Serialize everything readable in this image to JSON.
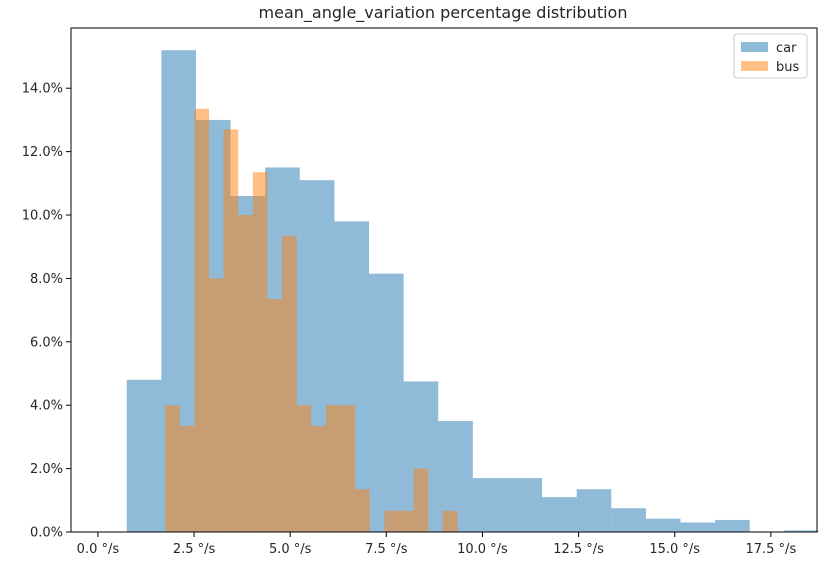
{
  "chart_data": {
    "type": "histogram",
    "title": "mean_angle_variation percentage distribution",
    "xlabel": "",
    "ylabel": "",
    "xlim": [
      -0.7,
      18.7
    ],
    "ylim": [
      0,
      15.9
    ],
    "x_ticks": [
      0,
      2.5,
      5,
      7.5,
      10,
      12.5,
      15,
      17.5
    ],
    "x_tick_labels": [
      "0.0 °/s",
      "2.5 °/s",
      "5.0 °/s",
      "7.5 °/s",
      "10.0 °/s",
      "12.5 °/s",
      "15.0 °/s",
      "17.5 °/s"
    ],
    "y_ticks": [
      0,
      2,
      4,
      6,
      8,
      10,
      12,
      14
    ],
    "y_tick_labels": [
      "0.0%",
      "2.0%",
      "4.0%",
      "6.0%",
      "8.0%",
      "10.0%",
      "12.0%",
      "14.0%"
    ],
    "grid": false,
    "legend_position": "top-right",
    "series": [
      {
        "name": "car",
        "color": "#1f77b4",
        "alpha": 0.5,
        "bins": [
          {
            "x0": 0.75,
            "x1": 1.65,
            "value": 4.8
          },
          {
            "x0": 1.65,
            "x1": 2.55,
            "value": 15.2
          },
          {
            "x0": 2.55,
            "x1": 3.45,
            "value": 13.0
          },
          {
            "x0": 3.45,
            "x1": 4.35,
            "value": 10.6
          },
          {
            "x0": 4.35,
            "x1": 5.25,
            "value": 11.5
          },
          {
            "x0": 5.25,
            "x1": 6.15,
            "value": 11.1
          },
          {
            "x0": 6.15,
            "x1": 7.05,
            "value": 9.8
          },
          {
            "x0": 7.05,
            "x1": 7.95,
            "value": 8.15
          },
          {
            "x0": 7.95,
            "x1": 8.85,
            "value": 4.75
          },
          {
            "x0": 8.85,
            "x1": 9.75,
            "value": 3.5
          },
          {
            "x0": 9.75,
            "x1": 10.65,
            "value": 1.7
          },
          {
            "x0": 10.65,
            "x1": 11.55,
            "value": 1.7
          },
          {
            "x0": 11.55,
            "x1": 12.45,
            "value": 1.1
          },
          {
            "x0": 12.45,
            "x1": 13.35,
            "value": 1.35
          },
          {
            "x0": 13.35,
            "x1": 14.25,
            "value": 0.75
          },
          {
            "x0": 14.25,
            "x1": 15.15,
            "value": 0.42
          },
          {
            "x0": 15.15,
            "x1": 16.05,
            "value": 0.3
          },
          {
            "x0": 16.05,
            "x1": 16.95,
            "value": 0.38
          },
          {
            "x0": 16.95,
            "x1": 17.85,
            "value": 0.0
          },
          {
            "x0": 17.85,
            "x1": 18.75,
            "value": 0.05
          }
        ]
      },
      {
        "name": "bus",
        "color": "#ff7f0e",
        "alpha": 0.5,
        "bins": [
          {
            "x0": 1.75,
            "x1": 2.13,
            "value": 4.0
          },
          {
            "x0": 2.13,
            "x1": 2.51,
            "value": 3.35
          },
          {
            "x0": 2.51,
            "x1": 2.89,
            "value": 13.35
          },
          {
            "x0": 2.89,
            "x1": 3.27,
            "value": 8.0
          },
          {
            "x0": 3.27,
            "x1": 3.65,
            "value": 12.7
          },
          {
            "x0": 3.65,
            "x1": 4.03,
            "value": 10.0
          },
          {
            "x0": 4.03,
            "x1": 4.41,
            "value": 11.35
          },
          {
            "x0": 4.41,
            "x1": 4.79,
            "value": 7.35
          },
          {
            "x0": 4.79,
            "x1": 5.17,
            "value": 9.35
          },
          {
            "x0": 5.17,
            "x1": 5.55,
            "value": 4.0
          },
          {
            "x0": 5.55,
            "x1": 5.93,
            "value": 3.35
          },
          {
            "x0": 5.93,
            "x1": 6.31,
            "value": 4.0
          },
          {
            "x0": 6.31,
            "x1": 6.69,
            "value": 4.0
          },
          {
            "x0": 6.69,
            "x1": 7.07,
            "value": 1.35
          },
          {
            "x0": 7.07,
            "x1": 7.45,
            "value": 0.0
          },
          {
            "x0": 7.45,
            "x1": 7.83,
            "value": 0.67
          },
          {
            "x0": 7.83,
            "x1": 8.21,
            "value": 0.67
          },
          {
            "x0": 8.21,
            "x1": 8.59,
            "value": 2.0
          },
          {
            "x0": 8.59,
            "x1": 8.97,
            "value": 0.0
          },
          {
            "x0": 8.97,
            "x1": 9.35,
            "value": 0.67
          }
        ]
      }
    ]
  }
}
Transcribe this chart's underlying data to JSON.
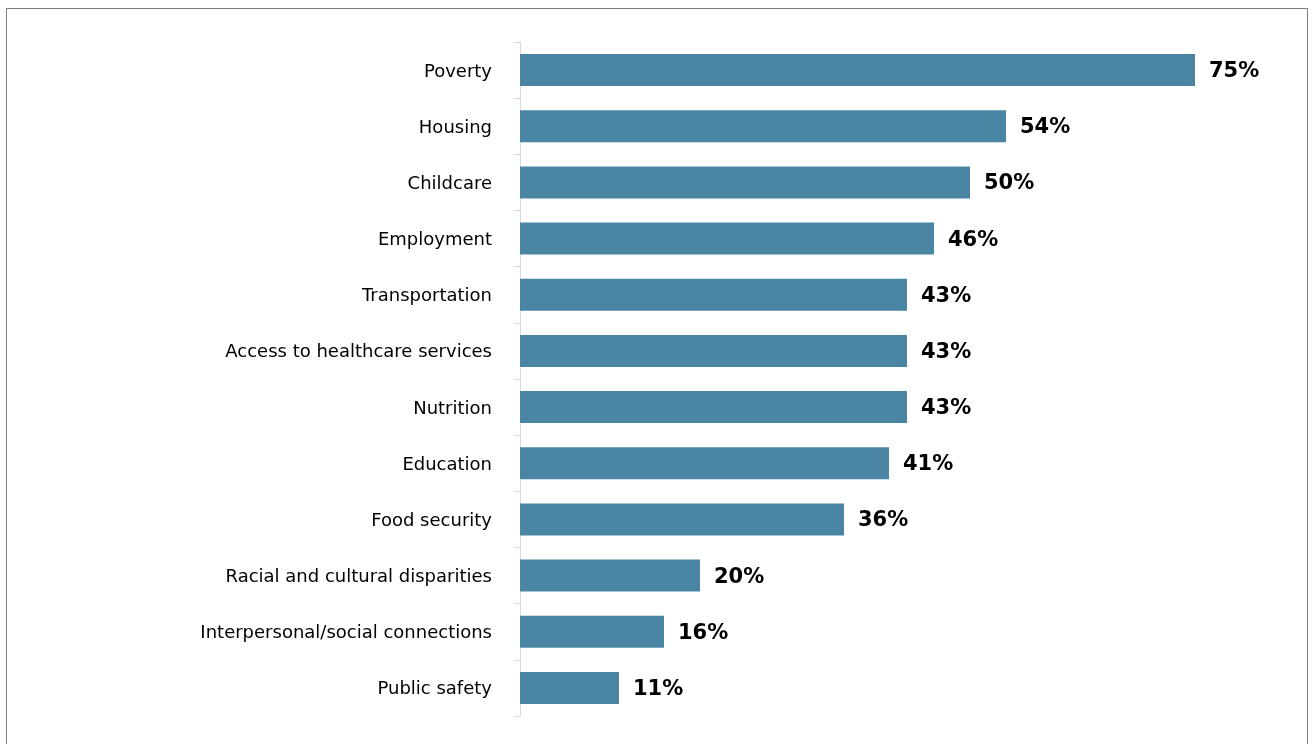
{
  "chart_data": {
    "type": "bar",
    "orientation": "horizontal",
    "categories": [
      "Poverty",
      "Housing",
      "Childcare",
      "Employment",
      "Transportation",
      "Access to healthcare services",
      "Nutrition",
      "Education",
      "Food security",
      "Racial and cultural disparities",
      "Interpersonal/social connections",
      "Public safety"
    ],
    "values": [
      75,
      54,
      50,
      46,
      43,
      43,
      43,
      41,
      36,
      20,
      16,
      11
    ],
    "value_labels": [
      "75%",
      "54%",
      "50%",
      "46%",
      "43%",
      "43%",
      "43%",
      "41%",
      "36%",
      "20%",
      "16%",
      "11%"
    ],
    "color": "#4a86a4"
  }
}
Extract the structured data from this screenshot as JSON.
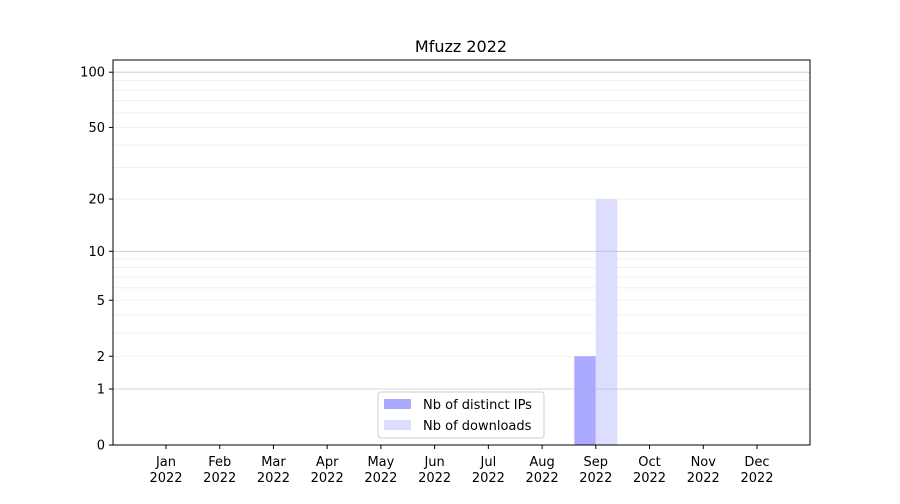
{
  "chart_data": {
    "type": "bar",
    "title": "Mfuzz 2022",
    "xlabel": "",
    "ylabel": "",
    "yscale": "log(1+y)",
    "ylim": [
      0,
      116
    ],
    "grid": true,
    "legend_position": "lower-center",
    "categories": [
      "Jan\n2022",
      "Feb\n2022",
      "Mar\n2022",
      "Apr\n2022",
      "May\n2022",
      "Jun\n2022",
      "Jul\n2022",
      "Aug\n2022",
      "Sep\n2022",
      "Oct\n2022",
      "Nov\n2022",
      "Dec\n2022"
    ],
    "yticks": [
      0,
      1,
      2,
      5,
      10,
      20,
      50,
      100
    ],
    "series": [
      {
        "name": "Nb of distinct IPs",
        "color": "#aaaaff",
        "values": [
          0,
          0,
          0,
          0,
          0,
          0,
          0,
          0,
          2,
          0,
          0,
          0
        ]
      },
      {
        "name": "Nb of downloads",
        "color": "#ddddff",
        "values": [
          0,
          0,
          0,
          0,
          0,
          0,
          0,
          0,
          20,
          0,
          0,
          0
        ]
      }
    ]
  }
}
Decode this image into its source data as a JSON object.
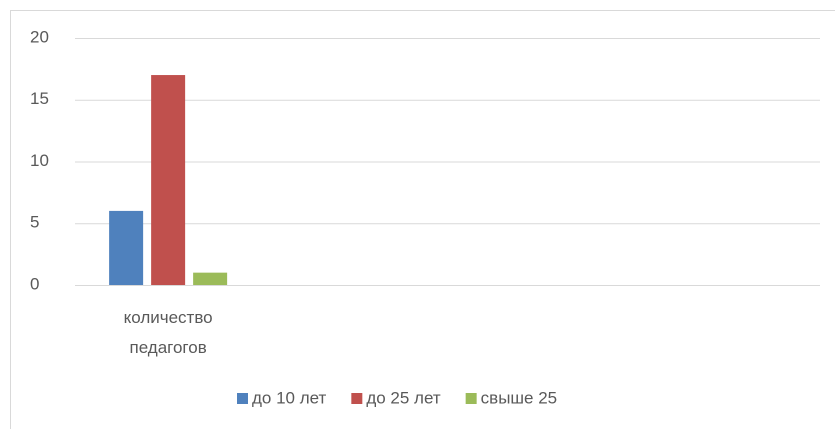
{
  "chart_data": {
    "type": "bar",
    "categories": [
      "количество педагогов",
      null,
      null,
      null
    ],
    "series": [
      {
        "name": "до 10 лет",
        "color": "#4f81bd",
        "values": [
          6,
          null,
          null,
          null
        ]
      },
      {
        "name": "до 25 лет",
        "color": "#c0504d",
        "values": [
          17,
          null,
          null,
          null
        ]
      },
      {
        "name": "свыше 25",
        "color": "#9bbb59",
        "values": [
          1,
          null,
          null,
          null
        ]
      }
    ],
    "ylim": [
      0,
      20
    ],
    "yticks": [
      0,
      5,
      10,
      15,
      20
    ],
    "grid": true,
    "legend": "bottom"
  }
}
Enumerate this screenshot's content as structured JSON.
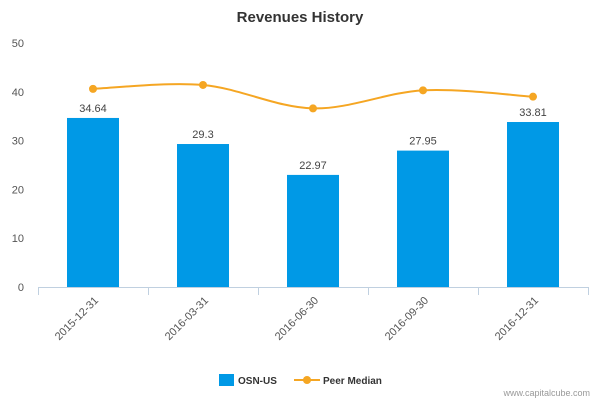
{
  "chart_data": {
    "type": "bar",
    "title": "Revenues History",
    "xlabel": "",
    "ylabel": "",
    "ylim": [
      0,
      50
    ],
    "yticks": [
      "0",
      "10",
      "20",
      "30",
      "40",
      "50"
    ],
    "grid": false,
    "legend_position": "bottom-center",
    "categories": [
      "2015-12-31",
      "2016-03-31",
      "2016-06-30",
      "2016-09-30",
      "2016-12-31"
    ],
    "series": [
      {
        "name": "OSN-US",
        "type": "bar",
        "color": "#0099e6",
        "values": [
          34.64,
          29.3,
          22.97,
          27.95,
          33.81
        ],
        "labels": [
          "34.64",
          "29.3",
          "22.97",
          "27.95",
          "33.81"
        ]
      },
      {
        "name": "Peer Median",
        "type": "line",
        "color": "#f5a623",
        "values": [
          40.6,
          41.4,
          36.6,
          40.3,
          39.0
        ]
      }
    ],
    "credit": "www.capitalcube.com"
  }
}
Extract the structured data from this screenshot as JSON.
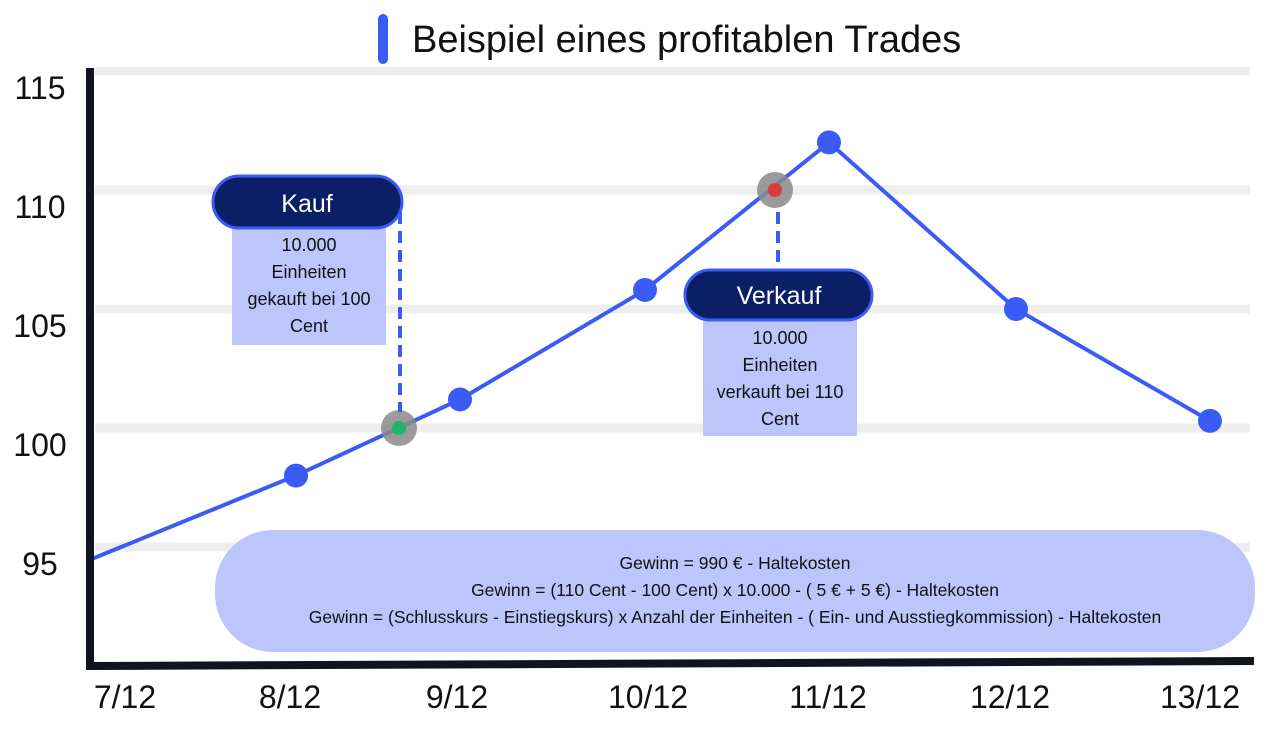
{
  "chart_data": {
    "type": "line",
    "title": "Beispiel eines profitablen Trades",
    "categories": [
      "7/12",
      "8/12",
      "9/12",
      "10/12",
      "11/12",
      "12/12",
      "13/12"
    ],
    "values": [
      94.5,
      98,
      101.2,
      105.8,
      112,
      105,
      100.3
    ],
    "yticks": [
      95,
      100,
      105,
      110,
      115
    ],
    "ylim": [
      92,
      116
    ],
    "grid": true,
    "colors": {
      "line": "#3a5cf5",
      "buy": "#1db56a",
      "sell": "#d93a3a",
      "label_bg": "#0b1f66",
      "box_bg": "#bcc6fc",
      "axis": "#11131f"
    },
    "annotations": {
      "buy": {
        "label": "Kauf",
        "text": [
          "10.000",
          "Einheiten",
          "gekauft bei 100",
          "Cent"
        ],
        "value": 100,
        "between": [
          "8/12",
          "9/12"
        ]
      },
      "sell": {
        "label": "Verkauf",
        "text": [
          "10.000",
          "Einheiten",
          "verkauft bei 110",
          "Cent"
        ],
        "value": 110,
        "between": [
          "10/12",
          "11/12"
        ]
      },
      "formula": [
        "Gewinn = 990 € - Haltekosten",
        "Gewinn = (110 Cent - 100 Cent) x 10.000 - ( 5 € + 5 €) - Haltekosten",
        "Gewinn = (Schlusskurs - Einstiegskurs) x Anzahl der Einheiten - ( Ein- und Ausstiegkommission) - Haltekosten"
      ]
    }
  }
}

## DIRECTIONS:
Look over the listing. Pull out every line with the string "this" in it.

## WRITTEN REPLY:
Serialize everything readable in this image to JSON.
Transcribe this chart's underlying data to JSON.
Extract the structured data from this screenshot as JSON.
Decode this image into its source data as a JSON object.
Enumerate this screenshot's content as structured JSON.
Extract the structured data from this screenshot as JSON.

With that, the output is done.